┌─ RECORDS FOR THIS TASK
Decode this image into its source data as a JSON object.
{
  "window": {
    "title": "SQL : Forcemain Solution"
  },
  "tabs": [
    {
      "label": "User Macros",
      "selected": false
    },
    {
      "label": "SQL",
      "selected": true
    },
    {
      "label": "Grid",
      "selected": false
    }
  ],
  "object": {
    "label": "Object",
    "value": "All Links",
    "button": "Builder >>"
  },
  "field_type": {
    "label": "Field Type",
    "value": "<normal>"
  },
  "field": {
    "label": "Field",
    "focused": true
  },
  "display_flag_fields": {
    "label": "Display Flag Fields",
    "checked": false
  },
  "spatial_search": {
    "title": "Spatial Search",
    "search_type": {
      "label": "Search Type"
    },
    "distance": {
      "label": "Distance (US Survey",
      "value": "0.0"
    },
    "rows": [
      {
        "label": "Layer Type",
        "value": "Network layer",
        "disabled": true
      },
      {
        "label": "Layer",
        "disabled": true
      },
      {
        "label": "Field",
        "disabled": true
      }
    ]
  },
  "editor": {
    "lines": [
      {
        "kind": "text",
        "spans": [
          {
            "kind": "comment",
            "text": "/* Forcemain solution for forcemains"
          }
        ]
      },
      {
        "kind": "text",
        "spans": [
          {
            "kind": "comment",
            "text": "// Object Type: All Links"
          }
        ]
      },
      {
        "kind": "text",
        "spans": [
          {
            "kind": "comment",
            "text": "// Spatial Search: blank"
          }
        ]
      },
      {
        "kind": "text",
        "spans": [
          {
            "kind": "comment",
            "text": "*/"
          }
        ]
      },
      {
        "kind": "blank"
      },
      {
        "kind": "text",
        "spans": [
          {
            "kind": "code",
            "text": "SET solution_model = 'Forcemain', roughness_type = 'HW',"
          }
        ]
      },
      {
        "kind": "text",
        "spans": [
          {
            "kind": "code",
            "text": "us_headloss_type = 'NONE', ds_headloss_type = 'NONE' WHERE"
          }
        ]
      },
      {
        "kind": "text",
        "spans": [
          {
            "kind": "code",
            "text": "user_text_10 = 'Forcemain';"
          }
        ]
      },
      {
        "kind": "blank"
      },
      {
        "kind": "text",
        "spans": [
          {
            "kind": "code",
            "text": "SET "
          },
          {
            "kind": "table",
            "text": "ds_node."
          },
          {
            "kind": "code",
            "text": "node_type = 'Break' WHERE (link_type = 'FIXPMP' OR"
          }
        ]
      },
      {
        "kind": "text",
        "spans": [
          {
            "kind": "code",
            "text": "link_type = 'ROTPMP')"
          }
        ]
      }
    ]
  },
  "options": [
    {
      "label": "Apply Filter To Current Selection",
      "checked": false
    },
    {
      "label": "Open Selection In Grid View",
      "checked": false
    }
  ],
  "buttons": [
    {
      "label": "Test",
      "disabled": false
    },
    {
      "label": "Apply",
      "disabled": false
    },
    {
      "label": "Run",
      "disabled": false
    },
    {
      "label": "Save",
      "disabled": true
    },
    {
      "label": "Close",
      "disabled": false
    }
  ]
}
└─
┌─ RECORDS FOR THIS TASK
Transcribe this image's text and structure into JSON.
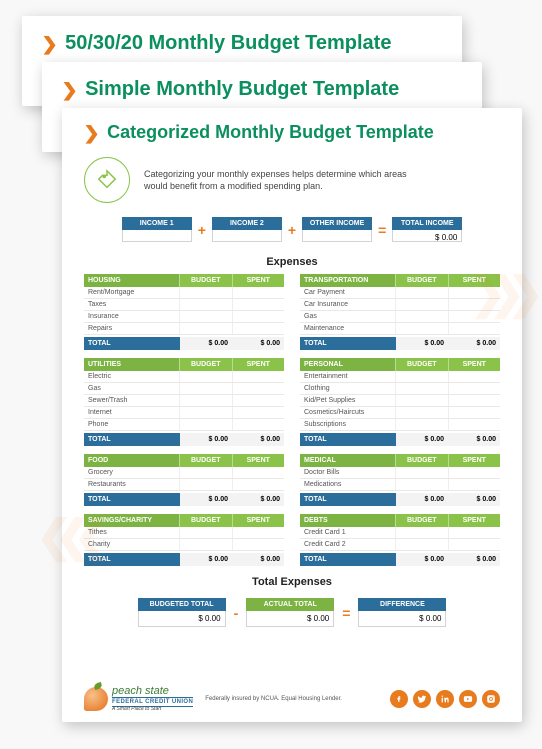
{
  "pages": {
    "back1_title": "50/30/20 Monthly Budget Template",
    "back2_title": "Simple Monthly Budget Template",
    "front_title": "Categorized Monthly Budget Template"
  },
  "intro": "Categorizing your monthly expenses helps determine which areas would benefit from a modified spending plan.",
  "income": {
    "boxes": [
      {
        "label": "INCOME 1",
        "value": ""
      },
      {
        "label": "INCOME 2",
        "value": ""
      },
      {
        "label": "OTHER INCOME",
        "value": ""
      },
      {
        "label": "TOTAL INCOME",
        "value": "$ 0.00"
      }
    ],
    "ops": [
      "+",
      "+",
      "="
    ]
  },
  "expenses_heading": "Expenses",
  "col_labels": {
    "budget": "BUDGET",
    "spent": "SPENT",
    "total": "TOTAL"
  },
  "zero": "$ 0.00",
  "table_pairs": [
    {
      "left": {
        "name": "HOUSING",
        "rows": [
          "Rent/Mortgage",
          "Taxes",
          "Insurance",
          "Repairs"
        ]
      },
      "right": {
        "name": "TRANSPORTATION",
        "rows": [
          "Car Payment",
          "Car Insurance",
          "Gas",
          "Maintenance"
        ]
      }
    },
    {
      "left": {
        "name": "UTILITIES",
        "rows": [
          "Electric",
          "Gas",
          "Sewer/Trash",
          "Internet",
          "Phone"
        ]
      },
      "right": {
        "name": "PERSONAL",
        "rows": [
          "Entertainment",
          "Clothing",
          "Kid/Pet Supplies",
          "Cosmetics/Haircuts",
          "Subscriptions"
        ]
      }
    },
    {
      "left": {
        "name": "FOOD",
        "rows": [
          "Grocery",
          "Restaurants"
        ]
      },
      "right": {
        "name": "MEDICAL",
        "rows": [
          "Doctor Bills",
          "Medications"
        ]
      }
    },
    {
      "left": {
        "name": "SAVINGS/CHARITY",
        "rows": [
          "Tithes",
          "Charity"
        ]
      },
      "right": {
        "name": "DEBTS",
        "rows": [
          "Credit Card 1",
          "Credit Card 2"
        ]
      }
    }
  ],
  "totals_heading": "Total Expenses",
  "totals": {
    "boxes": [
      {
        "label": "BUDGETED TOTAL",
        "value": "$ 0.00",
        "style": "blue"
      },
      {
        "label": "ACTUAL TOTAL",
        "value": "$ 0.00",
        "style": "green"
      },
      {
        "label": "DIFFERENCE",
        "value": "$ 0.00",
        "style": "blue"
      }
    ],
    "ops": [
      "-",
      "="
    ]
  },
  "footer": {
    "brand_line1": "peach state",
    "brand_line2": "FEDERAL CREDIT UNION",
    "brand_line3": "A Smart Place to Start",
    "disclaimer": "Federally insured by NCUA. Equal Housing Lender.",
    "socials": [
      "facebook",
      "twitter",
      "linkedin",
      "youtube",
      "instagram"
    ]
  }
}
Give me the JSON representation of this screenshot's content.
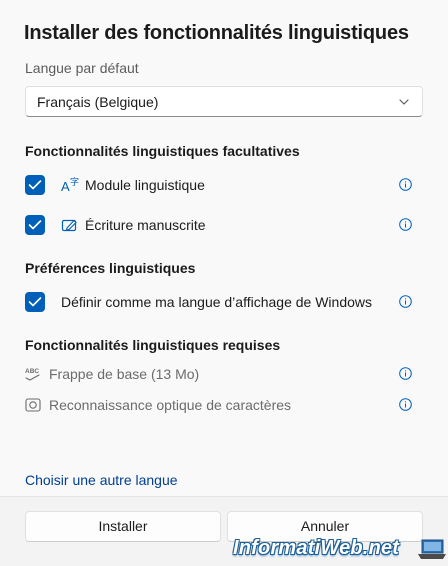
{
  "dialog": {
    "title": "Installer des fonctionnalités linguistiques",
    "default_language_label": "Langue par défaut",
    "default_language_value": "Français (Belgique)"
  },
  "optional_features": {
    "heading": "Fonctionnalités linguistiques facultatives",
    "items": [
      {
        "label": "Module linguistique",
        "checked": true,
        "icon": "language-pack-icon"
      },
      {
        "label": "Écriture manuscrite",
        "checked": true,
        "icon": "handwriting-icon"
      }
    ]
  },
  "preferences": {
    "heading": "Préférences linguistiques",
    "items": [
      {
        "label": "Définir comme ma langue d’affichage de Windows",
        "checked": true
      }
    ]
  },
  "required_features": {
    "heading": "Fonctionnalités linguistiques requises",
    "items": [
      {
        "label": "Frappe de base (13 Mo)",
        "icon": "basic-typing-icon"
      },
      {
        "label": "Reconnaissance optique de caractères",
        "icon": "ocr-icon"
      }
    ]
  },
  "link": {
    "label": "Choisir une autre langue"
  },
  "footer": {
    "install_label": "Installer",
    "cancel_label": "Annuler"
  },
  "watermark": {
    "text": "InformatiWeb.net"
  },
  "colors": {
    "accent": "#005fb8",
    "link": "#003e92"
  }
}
└─
WORK REQUIRED:
Search the data for "JSON" and list every line in which it occurs.

THE REPLY:
Decode this image into its source data as a JSON object.
Transcribe this image's text and structure into JSON.
Give me the JSON representation of this screenshot's content.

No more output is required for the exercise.